DIRECTIVE: Retype, word for word, the line containing "Extract all readable text from this page." and every line after it to the end. Skip pictures.

## BEGIN MATERIAL SUPPLIED

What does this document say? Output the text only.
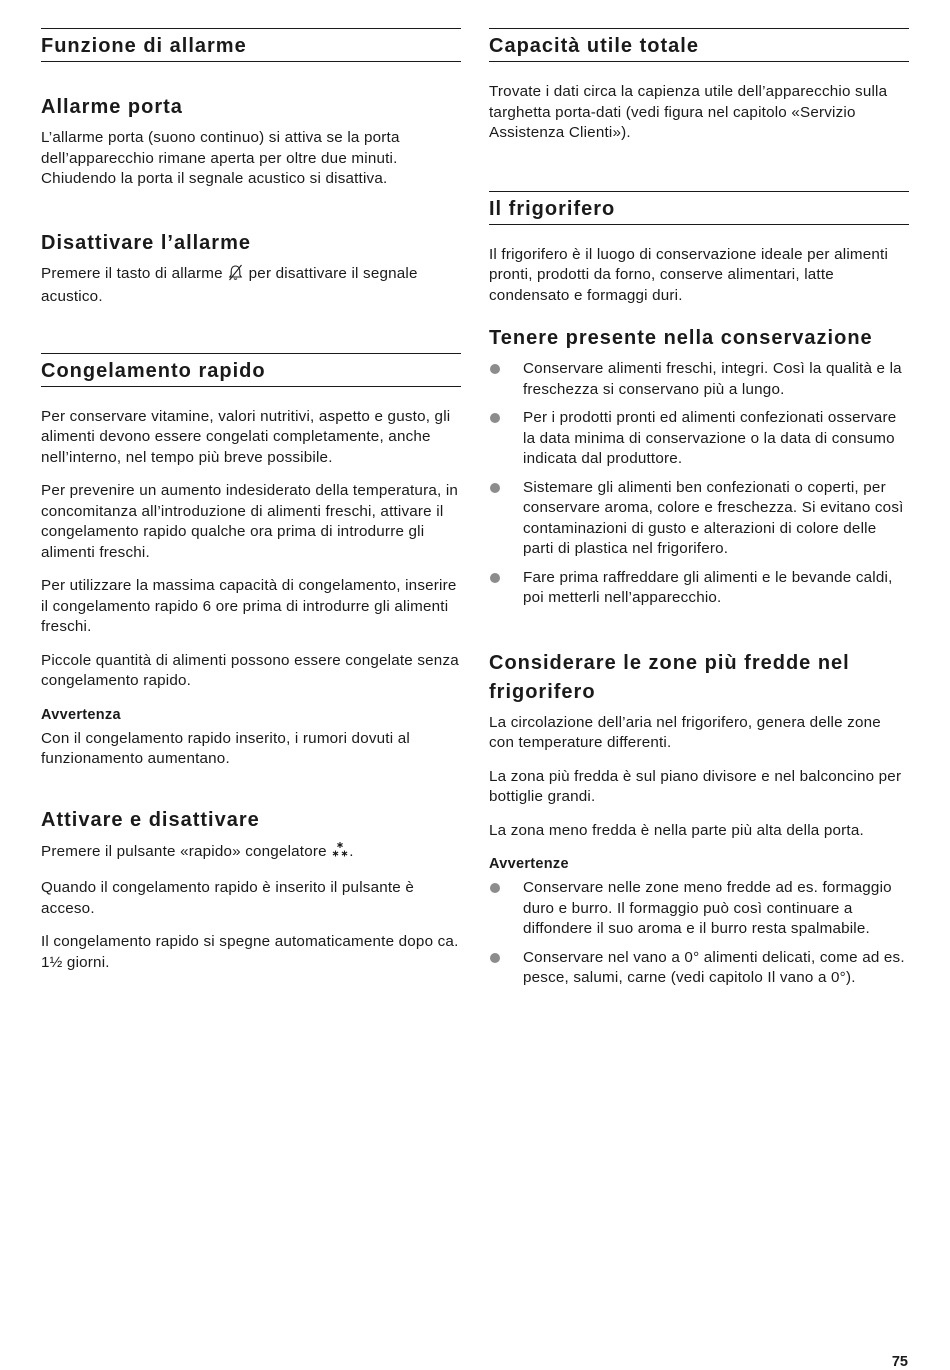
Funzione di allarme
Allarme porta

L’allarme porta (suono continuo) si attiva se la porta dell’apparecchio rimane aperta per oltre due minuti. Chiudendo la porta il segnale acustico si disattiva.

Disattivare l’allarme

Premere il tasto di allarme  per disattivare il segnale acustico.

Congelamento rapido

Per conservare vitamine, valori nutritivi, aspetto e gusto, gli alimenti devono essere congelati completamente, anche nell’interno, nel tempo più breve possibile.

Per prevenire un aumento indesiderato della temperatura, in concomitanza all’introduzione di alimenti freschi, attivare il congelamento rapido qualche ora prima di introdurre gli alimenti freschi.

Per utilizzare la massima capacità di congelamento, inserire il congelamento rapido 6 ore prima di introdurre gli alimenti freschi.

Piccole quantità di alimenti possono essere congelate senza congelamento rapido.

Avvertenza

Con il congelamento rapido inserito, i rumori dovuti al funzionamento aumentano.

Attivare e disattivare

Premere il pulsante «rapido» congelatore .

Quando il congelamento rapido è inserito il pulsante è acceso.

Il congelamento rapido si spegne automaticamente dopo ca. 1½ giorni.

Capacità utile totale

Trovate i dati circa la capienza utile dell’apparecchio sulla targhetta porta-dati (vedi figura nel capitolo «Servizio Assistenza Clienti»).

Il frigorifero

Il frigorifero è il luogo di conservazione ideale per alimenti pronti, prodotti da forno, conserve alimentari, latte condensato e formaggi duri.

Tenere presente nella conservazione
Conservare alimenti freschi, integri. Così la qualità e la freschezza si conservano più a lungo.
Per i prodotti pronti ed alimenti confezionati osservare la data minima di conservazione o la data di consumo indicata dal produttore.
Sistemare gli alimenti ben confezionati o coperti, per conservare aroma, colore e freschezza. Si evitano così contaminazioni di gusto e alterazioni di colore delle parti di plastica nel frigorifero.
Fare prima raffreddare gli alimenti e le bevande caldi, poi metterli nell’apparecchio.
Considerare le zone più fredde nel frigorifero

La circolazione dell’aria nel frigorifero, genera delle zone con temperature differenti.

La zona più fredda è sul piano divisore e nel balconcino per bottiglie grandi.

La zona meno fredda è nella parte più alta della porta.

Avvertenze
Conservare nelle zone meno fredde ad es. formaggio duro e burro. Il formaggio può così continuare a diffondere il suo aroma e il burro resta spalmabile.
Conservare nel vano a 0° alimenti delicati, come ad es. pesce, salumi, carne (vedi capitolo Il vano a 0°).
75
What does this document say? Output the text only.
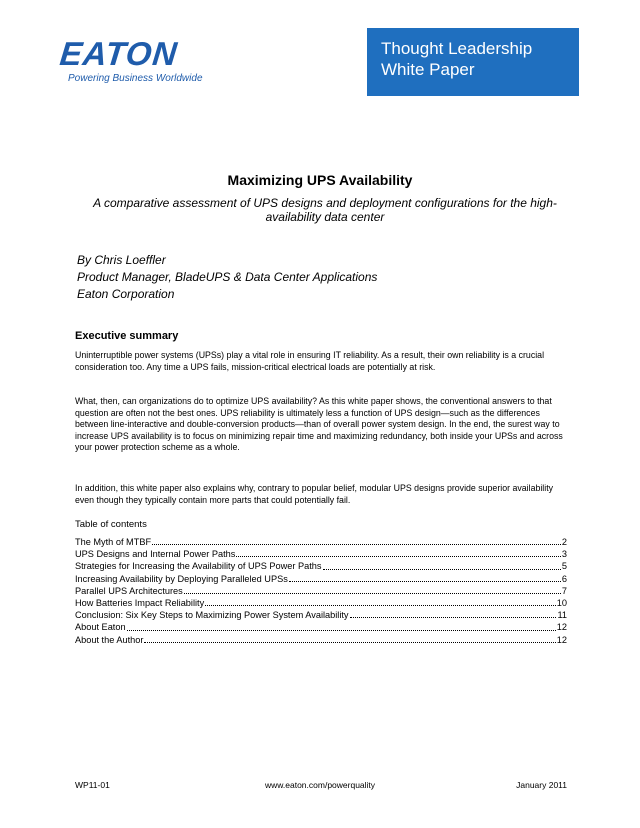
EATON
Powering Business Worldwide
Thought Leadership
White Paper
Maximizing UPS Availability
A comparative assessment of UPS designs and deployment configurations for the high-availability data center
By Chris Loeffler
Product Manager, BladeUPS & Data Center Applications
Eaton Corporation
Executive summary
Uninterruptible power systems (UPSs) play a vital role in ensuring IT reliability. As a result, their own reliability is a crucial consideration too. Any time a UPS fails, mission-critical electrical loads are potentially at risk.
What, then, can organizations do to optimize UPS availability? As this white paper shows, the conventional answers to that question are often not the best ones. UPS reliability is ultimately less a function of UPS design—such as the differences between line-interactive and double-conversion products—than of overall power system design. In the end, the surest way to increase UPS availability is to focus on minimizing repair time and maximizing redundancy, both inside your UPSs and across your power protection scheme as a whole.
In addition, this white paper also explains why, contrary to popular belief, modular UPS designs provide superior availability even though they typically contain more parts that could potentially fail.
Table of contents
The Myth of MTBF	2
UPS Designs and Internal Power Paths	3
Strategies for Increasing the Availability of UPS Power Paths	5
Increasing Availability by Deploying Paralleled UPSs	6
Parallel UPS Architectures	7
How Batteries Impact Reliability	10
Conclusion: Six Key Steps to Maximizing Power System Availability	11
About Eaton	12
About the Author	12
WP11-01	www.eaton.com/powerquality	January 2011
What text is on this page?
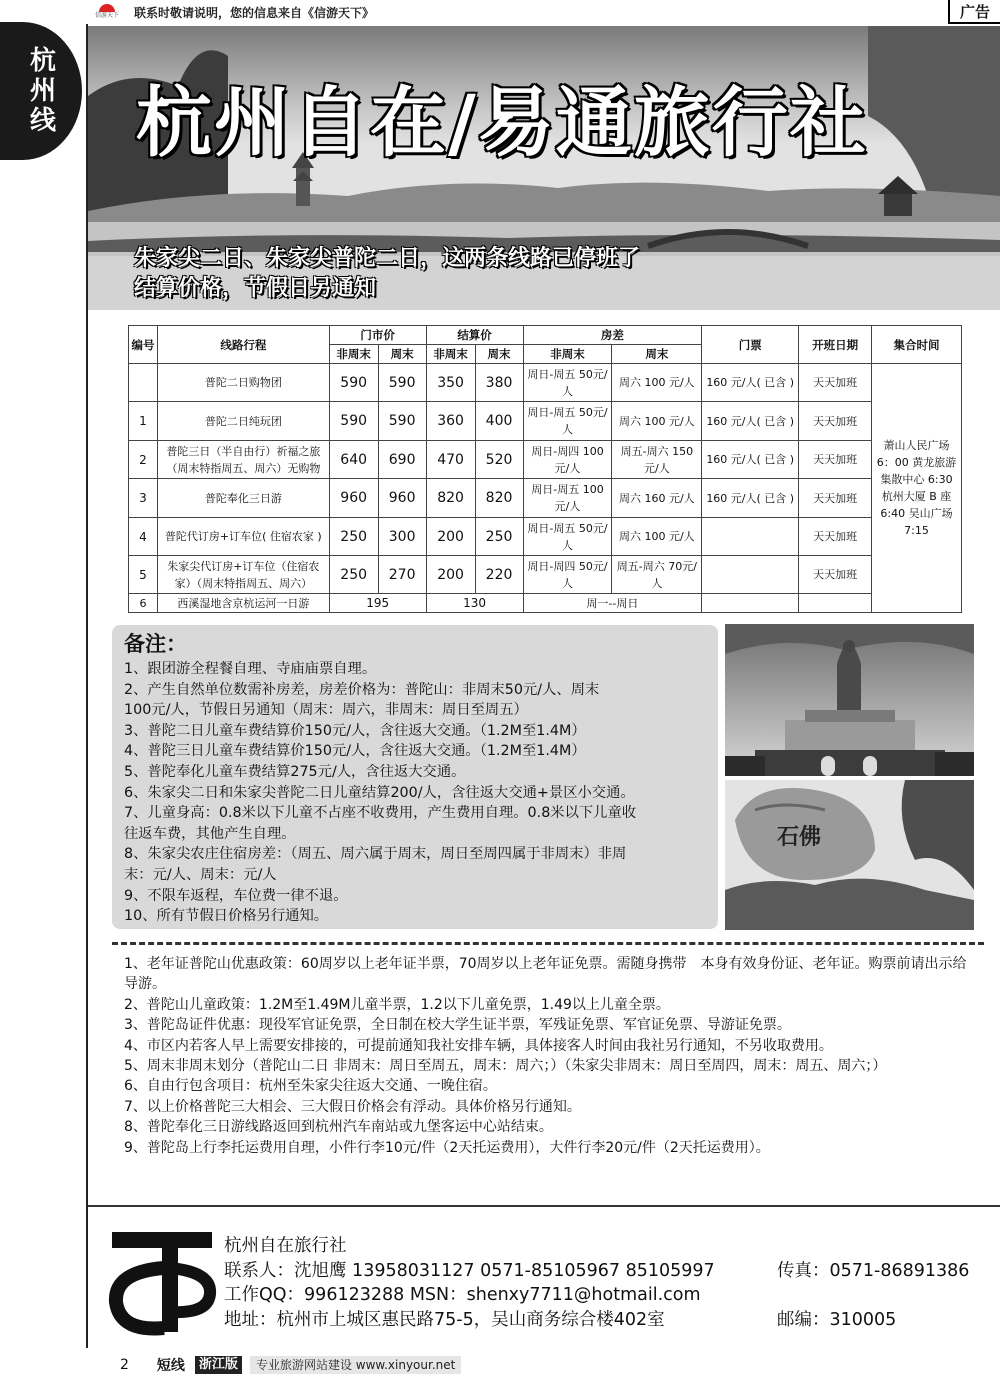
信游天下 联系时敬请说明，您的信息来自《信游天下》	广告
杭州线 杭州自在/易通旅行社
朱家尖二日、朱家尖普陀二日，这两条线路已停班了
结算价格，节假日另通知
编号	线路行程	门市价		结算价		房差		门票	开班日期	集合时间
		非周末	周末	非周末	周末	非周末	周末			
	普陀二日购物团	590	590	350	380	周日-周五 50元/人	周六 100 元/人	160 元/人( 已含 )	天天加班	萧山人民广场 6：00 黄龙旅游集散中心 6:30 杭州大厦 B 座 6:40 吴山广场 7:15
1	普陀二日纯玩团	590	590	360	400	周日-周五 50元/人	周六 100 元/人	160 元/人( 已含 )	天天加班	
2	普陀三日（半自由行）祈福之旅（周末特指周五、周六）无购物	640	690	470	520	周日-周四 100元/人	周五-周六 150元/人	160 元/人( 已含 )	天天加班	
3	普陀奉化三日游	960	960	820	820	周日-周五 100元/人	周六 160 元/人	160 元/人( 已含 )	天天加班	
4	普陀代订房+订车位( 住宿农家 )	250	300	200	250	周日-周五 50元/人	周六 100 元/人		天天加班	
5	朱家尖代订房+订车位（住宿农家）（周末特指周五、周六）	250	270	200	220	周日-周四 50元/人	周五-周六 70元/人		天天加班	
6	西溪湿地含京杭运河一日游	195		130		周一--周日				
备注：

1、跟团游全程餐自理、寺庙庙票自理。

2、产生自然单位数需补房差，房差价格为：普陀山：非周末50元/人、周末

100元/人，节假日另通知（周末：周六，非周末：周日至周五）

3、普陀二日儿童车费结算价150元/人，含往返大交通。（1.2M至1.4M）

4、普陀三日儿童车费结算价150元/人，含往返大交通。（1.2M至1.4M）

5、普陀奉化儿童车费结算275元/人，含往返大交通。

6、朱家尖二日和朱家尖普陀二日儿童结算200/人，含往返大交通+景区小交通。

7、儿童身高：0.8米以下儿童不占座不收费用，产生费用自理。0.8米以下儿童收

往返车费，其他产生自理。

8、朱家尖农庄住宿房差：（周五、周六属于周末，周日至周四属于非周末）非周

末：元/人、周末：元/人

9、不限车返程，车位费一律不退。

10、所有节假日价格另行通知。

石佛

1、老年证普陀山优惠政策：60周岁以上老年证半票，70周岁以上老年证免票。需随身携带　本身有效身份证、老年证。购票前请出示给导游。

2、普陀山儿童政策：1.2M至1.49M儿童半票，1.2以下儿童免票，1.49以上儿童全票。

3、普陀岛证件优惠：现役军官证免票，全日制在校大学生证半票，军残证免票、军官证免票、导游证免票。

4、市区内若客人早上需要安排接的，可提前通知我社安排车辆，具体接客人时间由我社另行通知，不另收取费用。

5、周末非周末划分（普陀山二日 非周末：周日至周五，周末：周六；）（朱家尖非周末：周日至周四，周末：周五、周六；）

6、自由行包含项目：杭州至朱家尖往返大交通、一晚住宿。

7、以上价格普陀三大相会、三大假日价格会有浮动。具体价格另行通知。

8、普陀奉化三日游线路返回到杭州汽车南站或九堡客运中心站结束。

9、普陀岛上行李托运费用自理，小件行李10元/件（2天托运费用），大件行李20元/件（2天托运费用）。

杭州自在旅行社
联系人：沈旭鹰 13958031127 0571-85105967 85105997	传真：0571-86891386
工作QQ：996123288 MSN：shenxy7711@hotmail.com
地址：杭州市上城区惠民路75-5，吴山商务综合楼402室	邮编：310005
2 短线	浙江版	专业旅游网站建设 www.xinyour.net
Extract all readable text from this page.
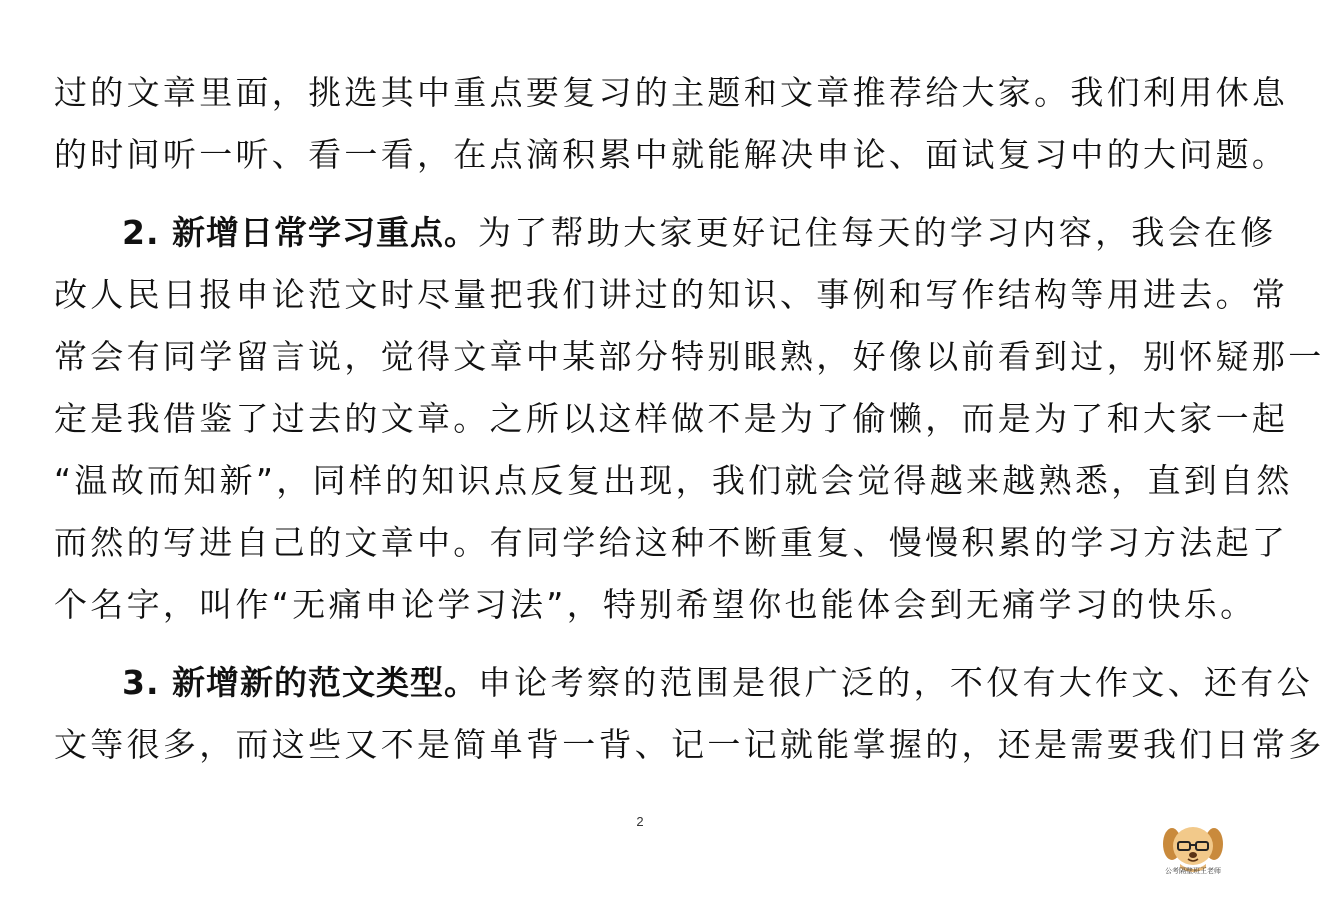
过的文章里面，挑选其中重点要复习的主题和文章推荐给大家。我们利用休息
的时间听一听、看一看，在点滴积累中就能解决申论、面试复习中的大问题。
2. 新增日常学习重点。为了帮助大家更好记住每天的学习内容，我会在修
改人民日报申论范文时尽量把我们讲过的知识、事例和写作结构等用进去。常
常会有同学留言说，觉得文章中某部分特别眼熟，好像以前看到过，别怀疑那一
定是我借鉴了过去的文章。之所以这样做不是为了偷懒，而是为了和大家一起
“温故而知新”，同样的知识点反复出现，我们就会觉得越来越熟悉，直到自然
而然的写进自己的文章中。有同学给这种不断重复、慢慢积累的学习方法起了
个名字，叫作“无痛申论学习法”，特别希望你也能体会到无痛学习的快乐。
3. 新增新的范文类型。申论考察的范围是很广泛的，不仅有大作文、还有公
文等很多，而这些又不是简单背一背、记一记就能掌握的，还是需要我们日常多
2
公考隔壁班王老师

## END MATERIAL SUPPLIED

EXERCISE RESPONSE:
Extract all readable text from this page.
过的文章里面，挑选其中重点要复习的主题和文章推荐给大家。我们利用休息
的时间听一听、看一看，在点滴积累中就能解决申论、面试复习中的大问题。
2. 新增日常学习重点。为了帮助大家更好记住每天的学习内容，我会在修
改人民日报申论范文时尽量把我们讲过的知识、事例和写作结构等用进去。常
常会有同学留言说，觉得文章中某部分特别眼熟，好像以前看到过，别怀疑那一
定是我借鉴了过去的文章。之所以这样做不是为了偷懒，而是为了和大家一起
“温故而知新”，同样的知识点反复出现，我们就会觉得越来越熟悉，直到自然
而然的写进自己的文章中。有同学给这种不断重复、慢慢积累的学习方法起了
个名字，叫作“无痛申论学习法”，特别希望你也能体会到无痛学习的快乐。
3. 新增新的范文类型。申论考察的范围是很广泛的，不仅有大作文、还有公
文等很多，而这些又不是简单背一背、记一记就能掌握的，还是需要我们日常多
2
公考隔壁班王老师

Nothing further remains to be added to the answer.